## What to work on
The entire set of lines below should be copied exactly.

Records excerpted from a collection:
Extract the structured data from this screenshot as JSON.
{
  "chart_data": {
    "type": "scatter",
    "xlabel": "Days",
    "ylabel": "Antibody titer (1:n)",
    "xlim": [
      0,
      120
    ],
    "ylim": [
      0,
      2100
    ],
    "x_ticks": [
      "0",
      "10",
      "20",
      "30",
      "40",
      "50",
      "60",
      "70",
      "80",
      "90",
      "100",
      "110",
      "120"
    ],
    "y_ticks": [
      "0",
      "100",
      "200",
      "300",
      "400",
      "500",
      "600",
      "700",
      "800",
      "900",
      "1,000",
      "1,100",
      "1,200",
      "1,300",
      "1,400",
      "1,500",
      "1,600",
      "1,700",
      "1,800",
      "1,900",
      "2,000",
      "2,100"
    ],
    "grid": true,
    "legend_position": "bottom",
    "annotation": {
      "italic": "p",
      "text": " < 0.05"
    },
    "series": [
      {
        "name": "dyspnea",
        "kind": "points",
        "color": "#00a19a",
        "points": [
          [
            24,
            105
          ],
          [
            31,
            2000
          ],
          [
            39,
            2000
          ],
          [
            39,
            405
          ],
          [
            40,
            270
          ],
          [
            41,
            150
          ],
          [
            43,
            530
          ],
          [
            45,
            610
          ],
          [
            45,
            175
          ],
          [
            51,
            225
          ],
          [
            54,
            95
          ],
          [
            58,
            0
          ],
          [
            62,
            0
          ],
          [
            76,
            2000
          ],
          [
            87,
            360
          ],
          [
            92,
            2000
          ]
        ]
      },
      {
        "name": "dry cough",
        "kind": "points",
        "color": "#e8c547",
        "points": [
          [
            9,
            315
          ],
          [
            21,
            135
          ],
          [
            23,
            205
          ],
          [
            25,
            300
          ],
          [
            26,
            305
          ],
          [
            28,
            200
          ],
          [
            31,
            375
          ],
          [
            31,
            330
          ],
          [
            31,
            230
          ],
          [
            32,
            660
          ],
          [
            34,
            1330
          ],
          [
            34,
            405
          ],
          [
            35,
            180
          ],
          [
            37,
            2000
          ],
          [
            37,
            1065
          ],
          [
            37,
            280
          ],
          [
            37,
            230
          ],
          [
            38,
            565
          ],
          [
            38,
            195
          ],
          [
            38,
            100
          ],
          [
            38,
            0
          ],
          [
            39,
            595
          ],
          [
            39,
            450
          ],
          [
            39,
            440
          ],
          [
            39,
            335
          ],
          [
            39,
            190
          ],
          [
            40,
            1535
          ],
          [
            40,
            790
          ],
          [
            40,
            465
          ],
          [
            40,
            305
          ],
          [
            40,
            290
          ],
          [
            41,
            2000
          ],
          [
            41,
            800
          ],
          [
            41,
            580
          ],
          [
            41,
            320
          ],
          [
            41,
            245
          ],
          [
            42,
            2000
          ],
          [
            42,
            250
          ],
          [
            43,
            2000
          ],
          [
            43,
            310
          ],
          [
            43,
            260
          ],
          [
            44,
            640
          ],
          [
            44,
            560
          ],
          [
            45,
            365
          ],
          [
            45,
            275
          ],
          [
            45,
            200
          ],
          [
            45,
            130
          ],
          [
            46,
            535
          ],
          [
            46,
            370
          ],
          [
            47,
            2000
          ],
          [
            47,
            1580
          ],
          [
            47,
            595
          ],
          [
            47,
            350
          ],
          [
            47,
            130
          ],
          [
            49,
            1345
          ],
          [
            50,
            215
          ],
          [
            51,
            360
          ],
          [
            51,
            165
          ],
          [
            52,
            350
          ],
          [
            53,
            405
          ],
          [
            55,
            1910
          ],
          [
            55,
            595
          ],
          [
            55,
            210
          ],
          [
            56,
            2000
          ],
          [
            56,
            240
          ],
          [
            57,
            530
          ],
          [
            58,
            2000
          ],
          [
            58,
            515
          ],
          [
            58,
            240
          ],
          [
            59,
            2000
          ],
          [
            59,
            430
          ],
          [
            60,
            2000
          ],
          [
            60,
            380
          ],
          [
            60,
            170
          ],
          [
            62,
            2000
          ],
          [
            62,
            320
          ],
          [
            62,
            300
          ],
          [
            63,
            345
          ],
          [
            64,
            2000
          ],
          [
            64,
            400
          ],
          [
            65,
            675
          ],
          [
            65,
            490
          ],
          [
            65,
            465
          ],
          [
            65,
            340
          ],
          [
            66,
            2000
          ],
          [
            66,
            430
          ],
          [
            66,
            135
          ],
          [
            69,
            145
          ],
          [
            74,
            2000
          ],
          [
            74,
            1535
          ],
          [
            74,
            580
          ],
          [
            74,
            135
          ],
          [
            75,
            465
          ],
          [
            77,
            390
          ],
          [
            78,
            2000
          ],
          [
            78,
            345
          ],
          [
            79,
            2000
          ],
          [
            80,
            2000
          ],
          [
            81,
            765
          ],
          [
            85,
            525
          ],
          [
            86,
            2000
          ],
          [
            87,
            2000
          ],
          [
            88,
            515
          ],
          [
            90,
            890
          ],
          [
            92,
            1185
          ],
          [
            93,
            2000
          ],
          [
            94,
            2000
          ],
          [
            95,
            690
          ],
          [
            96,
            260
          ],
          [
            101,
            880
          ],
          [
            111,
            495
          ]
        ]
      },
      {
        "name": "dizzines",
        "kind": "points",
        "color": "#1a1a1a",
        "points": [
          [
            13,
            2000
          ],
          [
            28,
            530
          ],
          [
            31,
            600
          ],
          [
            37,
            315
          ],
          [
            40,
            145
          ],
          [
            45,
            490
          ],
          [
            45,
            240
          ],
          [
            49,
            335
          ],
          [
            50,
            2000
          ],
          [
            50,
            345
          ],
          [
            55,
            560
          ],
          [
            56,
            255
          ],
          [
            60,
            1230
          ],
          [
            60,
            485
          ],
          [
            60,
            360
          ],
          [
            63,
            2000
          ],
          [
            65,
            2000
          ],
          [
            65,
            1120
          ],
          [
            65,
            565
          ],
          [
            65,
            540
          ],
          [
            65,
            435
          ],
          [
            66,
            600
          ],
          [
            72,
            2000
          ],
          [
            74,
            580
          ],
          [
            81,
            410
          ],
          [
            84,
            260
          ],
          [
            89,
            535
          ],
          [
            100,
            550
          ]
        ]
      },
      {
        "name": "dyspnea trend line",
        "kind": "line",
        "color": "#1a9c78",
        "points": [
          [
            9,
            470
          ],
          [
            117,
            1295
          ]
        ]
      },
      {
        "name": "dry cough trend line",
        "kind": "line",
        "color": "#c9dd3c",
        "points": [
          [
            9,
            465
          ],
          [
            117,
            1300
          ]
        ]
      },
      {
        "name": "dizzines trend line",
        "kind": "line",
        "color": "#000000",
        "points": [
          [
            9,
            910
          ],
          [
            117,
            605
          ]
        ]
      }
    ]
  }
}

## Task result
Extract the structured data from this screenshot as JSON.
{
  "chart_data": {
    "type": "scatter",
    "xlabel": "Days",
    "ylabel": "Antibody titer (1:n)",
    "xlim": [
      0,
      120
    ],
    "ylim": [
      0,
      2100
    ],
    "x_ticks": [
      "0",
      "10",
      "20",
      "30",
      "40",
      "50",
      "60",
      "70",
      "80",
      "90",
      "100",
      "110",
      "120"
    ],
    "y_ticks": [
      "0",
      "100",
      "200",
      "300",
      "400",
      "500",
      "600",
      "700",
      "800",
      "900",
      "1,000",
      "1,100",
      "1,200",
      "1,300",
      "1,400",
      "1,500",
      "1,600",
      "1,700",
      "1,800",
      "1,900",
      "2,000",
      "2,100"
    ],
    "grid": true,
    "legend_position": "bottom",
    "annotation": {
      "italic": "p",
      "text": " < 0.05"
    },
    "series": [
      {
        "name": "dyspnea",
        "kind": "points",
        "color": "#00a19a",
        "points": [
          [
            24,
            105
          ],
          [
            31,
            2000
          ],
          [
            39,
            2000
          ],
          [
            39,
            405
          ],
          [
            40,
            270
          ],
          [
            41,
            150
          ],
          [
            43,
            530
          ],
          [
            45,
            610
          ],
          [
            45,
            175
          ],
          [
            51,
            225
          ],
          [
            54,
            95
          ],
          [
            58,
            0
          ],
          [
            62,
            0
          ],
          [
            76,
            2000
          ],
          [
            87,
            360
          ],
          [
            92,
            2000
          ]
        ]
      },
      {
        "name": "dry cough",
        "kind": "points",
        "color": "#e8c547",
        "points": [
          [
            9,
            315
          ],
          [
            21,
            135
          ],
          [
            23,
            205
          ],
          [
            25,
            300
          ],
          [
            26,
            305
          ],
          [
            28,
            200
          ],
          [
            31,
            375
          ],
          [
            31,
            330
          ],
          [
            31,
            230
          ],
          [
            32,
            660
          ],
          [
            34,
            1330
          ],
          [
            34,
            405
          ],
          [
            35,
            180
          ],
          [
            37,
            2000
          ],
          [
            37,
            1065
          ],
          [
            37,
            280
          ],
          [
            37,
            230
          ],
          [
            38,
            565
          ],
          [
            38,
            195
          ],
          [
            38,
            100
          ],
          [
            38,
            0
          ],
          [
            39,
            595
          ],
          [
            39,
            450
          ],
          [
            39,
            440
          ],
          [
            39,
            335
          ],
          [
            39,
            190
          ],
          [
            40,
            1535
          ],
          [
            40,
            790
          ],
          [
            40,
            465
          ],
          [
            40,
            305
          ],
          [
            40,
            290
          ],
          [
            41,
            2000
          ],
          [
            41,
            800
          ],
          [
            41,
            580
          ],
          [
            41,
            320
          ],
          [
            41,
            245
          ],
          [
            42,
            2000
          ],
          [
            42,
            250
          ],
          [
            43,
            2000
          ],
          [
            43,
            310
          ],
          [
            43,
            260
          ],
          [
            44,
            640
          ],
          [
            44,
            560
          ],
          [
            45,
            365
          ],
          [
            45,
            275
          ],
          [
            45,
            200
          ],
          [
            45,
            130
          ],
          [
            46,
            535
          ],
          [
            46,
            370
          ],
          [
            47,
            2000
          ],
          [
            47,
            1580
          ],
          [
            47,
            595
          ],
          [
            47,
            350
          ],
          [
            47,
            130
          ],
          [
            49,
            1345
          ],
          [
            50,
            215
          ],
          [
            51,
            360
          ],
          [
            51,
            165
          ],
          [
            52,
            350
          ],
          [
            53,
            405
          ],
          [
            55,
            1910
          ],
          [
            55,
            595
          ],
          [
            55,
            210
          ],
          [
            56,
            2000
          ],
          [
            56,
            240
          ],
          [
            57,
            530
          ],
          [
            58,
            2000
          ],
          [
            58,
            515
          ],
          [
            58,
            240
          ],
          [
            59,
            2000
          ],
          [
            59,
            430
          ],
          [
            60,
            2000
          ],
          [
            60,
            380
          ],
          [
            60,
            170
          ],
          [
            62,
            2000
          ],
          [
            62,
            320
          ],
          [
            62,
            300
          ],
          [
            63,
            345
          ],
          [
            64,
            2000
          ],
          [
            64,
            400
          ],
          [
            65,
            675
          ],
          [
            65,
            490
          ],
          [
            65,
            465
          ],
          [
            65,
            340
          ],
          [
            66,
            2000
          ],
          [
            66,
            430
          ],
          [
            66,
            135
          ],
          [
            69,
            145
          ],
          [
            74,
            2000
          ],
          [
            74,
            1535
          ],
          [
            74,
            580
          ],
          [
            74,
            135
          ],
          [
            75,
            465
          ],
          [
            77,
            390
          ],
          [
            78,
            2000
          ],
          [
            78,
            345
          ],
          [
            79,
            2000
          ],
          [
            80,
            2000
          ],
          [
            81,
            765
          ],
          [
            85,
            525
          ],
          [
            86,
            2000
          ],
          [
            87,
            2000
          ],
          [
            88,
            515
          ],
          [
            90,
            890
          ],
          [
            92,
            1185
          ],
          [
            93,
            2000
          ],
          [
            94,
            2000
          ],
          [
            95,
            690
          ],
          [
            96,
            260
          ],
          [
            101,
            880
          ],
          [
            111,
            495
          ]
        ]
      },
      {
        "name": "dizzines",
        "kind": "points",
        "color": "#1a1a1a",
        "points": [
          [
            13,
            2000
          ],
          [
            28,
            530
          ],
          [
            31,
            600
          ],
          [
            37,
            315
          ],
          [
            40,
            145
          ],
          [
            45,
            490
          ],
          [
            45,
            240
          ],
          [
            49,
            335
          ],
          [
            50,
            2000
          ],
          [
            50,
            345
          ],
          [
            55,
            560
          ],
          [
            56,
            255
          ],
          [
            60,
            1230
          ],
          [
            60,
            485
          ],
          [
            60,
            360
          ],
          [
            63,
            2000
          ],
          [
            65,
            2000
          ],
          [
            65,
            1120
          ],
          [
            65,
            565
          ],
          [
            65,
            540
          ],
          [
            65,
            435
          ],
          [
            66,
            600
          ],
          [
            72,
            2000
          ],
          [
            74,
            580
          ],
          [
            81,
            410
          ],
          [
            84,
            260
          ],
          [
            89,
            535
          ],
          [
            100,
            550
          ]
        ]
      },
      {
        "name": "dyspnea trend line",
        "kind": "line",
        "color": "#1a9c78",
        "points": [
          [
            9,
            470
          ],
          [
            117,
            1295
          ]
        ]
      },
      {
        "name": "dry cough trend line",
        "kind": "line",
        "color": "#c9dd3c",
        "points": [
          [
            9,
            465
          ],
          [
            117,
            1300
          ]
        ]
      },
      {
        "name": "dizzines trend line",
        "kind": "line",
        "color": "#000000",
        "points": [
          [
            9,
            910
          ],
          [
            117,
            605
          ]
        ]
      }
    ]
  }
}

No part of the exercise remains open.